**Supplied passage**
This article already feels like it’s on the right track. DirectX 11 was perfectly fine, and DirectX 12 is great if you really want total control over the hardware but I even remember some IHV saying that this level of control isn’t always a good thing.

When you look at the DirectX 12 documentation and best-practice guides, you’re constantly warned that certain techniques may perform well on one GPU but poorly on another, and vice versa. That alone shows how fragile this approach can be.

Which makes sense: GPU hardware keeps evolving and has become incredibly complex. Maybe graphics APIs should actually move further up the abstraction ladder again, to a point where you mainly upload models, textures, and a high-level description of what the scene and objects are supposed to do and how they relate to each other. The hardware (and its driver) could then decide what’s optimal and how to turn that into pixels on the screen.

Yes, game engines and (to some extent) RHIs already do this, but having such an approach as a standardized, optional graphics API would be interesting. It would allow GPU vendors to adapt their drivers closely to their hardware, because they arguably know best what their hardware can do and how to do it efficiently.


Replies

canyptoday at 3:57 AM

> but I even remember some IHV saying that this level of control isn’t always a good thing.

Because that control is only as good as you can master it, and not all game developers do well on that front. Just check out enhanced barriers in DX12 and all of the rules around them as an example. You almost need to train as a lawyer to digest that clusterfuck.

> The hardware (and its driver) could then decide what’s optimal and how to turn that into pixels on the screen.

We should go in the other direction: have a goddamn ISA you can target across architectures, like an x86 for GPUs (though ideally not that encumbered by licenses), and let people write code against it. Get rid of all the proprietary driver stack while you're at it.

**Provided information**

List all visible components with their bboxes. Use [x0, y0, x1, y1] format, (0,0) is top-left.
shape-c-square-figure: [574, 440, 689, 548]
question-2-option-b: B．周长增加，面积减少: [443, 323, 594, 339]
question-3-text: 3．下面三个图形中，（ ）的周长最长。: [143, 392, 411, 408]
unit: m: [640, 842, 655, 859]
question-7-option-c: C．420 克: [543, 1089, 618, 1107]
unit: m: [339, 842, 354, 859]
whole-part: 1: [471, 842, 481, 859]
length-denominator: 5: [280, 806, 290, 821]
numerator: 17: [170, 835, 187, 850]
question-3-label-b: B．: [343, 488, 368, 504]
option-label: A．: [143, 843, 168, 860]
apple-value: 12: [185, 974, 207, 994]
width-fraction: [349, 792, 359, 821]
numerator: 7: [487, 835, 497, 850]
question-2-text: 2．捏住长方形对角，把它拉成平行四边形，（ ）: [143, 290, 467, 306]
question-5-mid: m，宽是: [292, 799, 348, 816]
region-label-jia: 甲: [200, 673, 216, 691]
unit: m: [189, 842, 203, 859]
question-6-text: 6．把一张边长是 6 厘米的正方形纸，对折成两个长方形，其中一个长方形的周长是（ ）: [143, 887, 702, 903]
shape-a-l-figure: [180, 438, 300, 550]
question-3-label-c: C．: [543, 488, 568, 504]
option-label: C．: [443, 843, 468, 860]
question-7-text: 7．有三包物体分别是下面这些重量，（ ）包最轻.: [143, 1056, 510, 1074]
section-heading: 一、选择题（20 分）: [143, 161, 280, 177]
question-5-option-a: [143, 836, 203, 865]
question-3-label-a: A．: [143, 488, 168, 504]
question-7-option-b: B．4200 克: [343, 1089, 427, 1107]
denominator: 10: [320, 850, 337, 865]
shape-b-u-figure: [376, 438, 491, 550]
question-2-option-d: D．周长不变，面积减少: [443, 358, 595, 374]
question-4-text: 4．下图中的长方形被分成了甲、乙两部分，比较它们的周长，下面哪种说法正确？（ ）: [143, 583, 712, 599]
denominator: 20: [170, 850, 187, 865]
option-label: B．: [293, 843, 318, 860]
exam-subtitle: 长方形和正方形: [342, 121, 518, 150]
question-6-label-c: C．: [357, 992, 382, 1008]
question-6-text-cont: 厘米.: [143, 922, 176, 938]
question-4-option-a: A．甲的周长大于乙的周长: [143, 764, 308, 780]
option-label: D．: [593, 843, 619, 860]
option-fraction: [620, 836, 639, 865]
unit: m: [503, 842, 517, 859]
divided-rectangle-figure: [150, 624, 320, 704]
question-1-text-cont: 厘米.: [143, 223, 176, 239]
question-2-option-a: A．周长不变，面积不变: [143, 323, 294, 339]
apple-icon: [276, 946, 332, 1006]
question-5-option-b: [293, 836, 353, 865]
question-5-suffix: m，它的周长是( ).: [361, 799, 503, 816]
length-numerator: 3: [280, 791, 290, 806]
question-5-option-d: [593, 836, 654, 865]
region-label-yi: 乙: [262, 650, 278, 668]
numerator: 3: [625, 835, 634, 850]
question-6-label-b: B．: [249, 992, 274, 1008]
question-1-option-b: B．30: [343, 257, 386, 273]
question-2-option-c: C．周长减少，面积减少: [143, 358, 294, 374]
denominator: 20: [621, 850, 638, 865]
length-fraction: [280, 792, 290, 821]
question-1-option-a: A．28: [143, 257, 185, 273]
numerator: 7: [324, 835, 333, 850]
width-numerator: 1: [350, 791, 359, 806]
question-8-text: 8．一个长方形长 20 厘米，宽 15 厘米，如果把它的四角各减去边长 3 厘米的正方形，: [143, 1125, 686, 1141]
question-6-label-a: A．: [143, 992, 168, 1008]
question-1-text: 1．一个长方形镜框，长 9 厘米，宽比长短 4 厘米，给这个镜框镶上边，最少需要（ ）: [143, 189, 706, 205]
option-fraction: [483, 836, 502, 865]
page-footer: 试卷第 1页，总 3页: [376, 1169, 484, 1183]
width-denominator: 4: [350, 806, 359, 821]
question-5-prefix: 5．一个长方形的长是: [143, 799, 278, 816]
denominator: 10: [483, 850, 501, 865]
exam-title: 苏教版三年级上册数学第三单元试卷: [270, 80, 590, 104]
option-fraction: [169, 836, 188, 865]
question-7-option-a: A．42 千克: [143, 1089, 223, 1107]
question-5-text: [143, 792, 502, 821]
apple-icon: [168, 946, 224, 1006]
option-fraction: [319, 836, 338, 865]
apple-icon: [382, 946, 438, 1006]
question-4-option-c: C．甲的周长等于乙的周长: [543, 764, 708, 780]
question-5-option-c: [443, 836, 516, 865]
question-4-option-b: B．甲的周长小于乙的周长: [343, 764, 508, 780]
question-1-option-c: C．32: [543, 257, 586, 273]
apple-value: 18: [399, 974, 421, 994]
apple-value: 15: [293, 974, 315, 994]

**Exercise**
Reproduce the stretch of the graphics API discussion from "Because that control" through "digest that clusterfuck.".

**Answer to this exercise**
Because that control is only as good as you can master it, and not all game developers do well on that front. Just check out enhanced barriers in DX12 and all of the rules around them as an example. You almost need to train as a lawyer to digest that clusterfuck.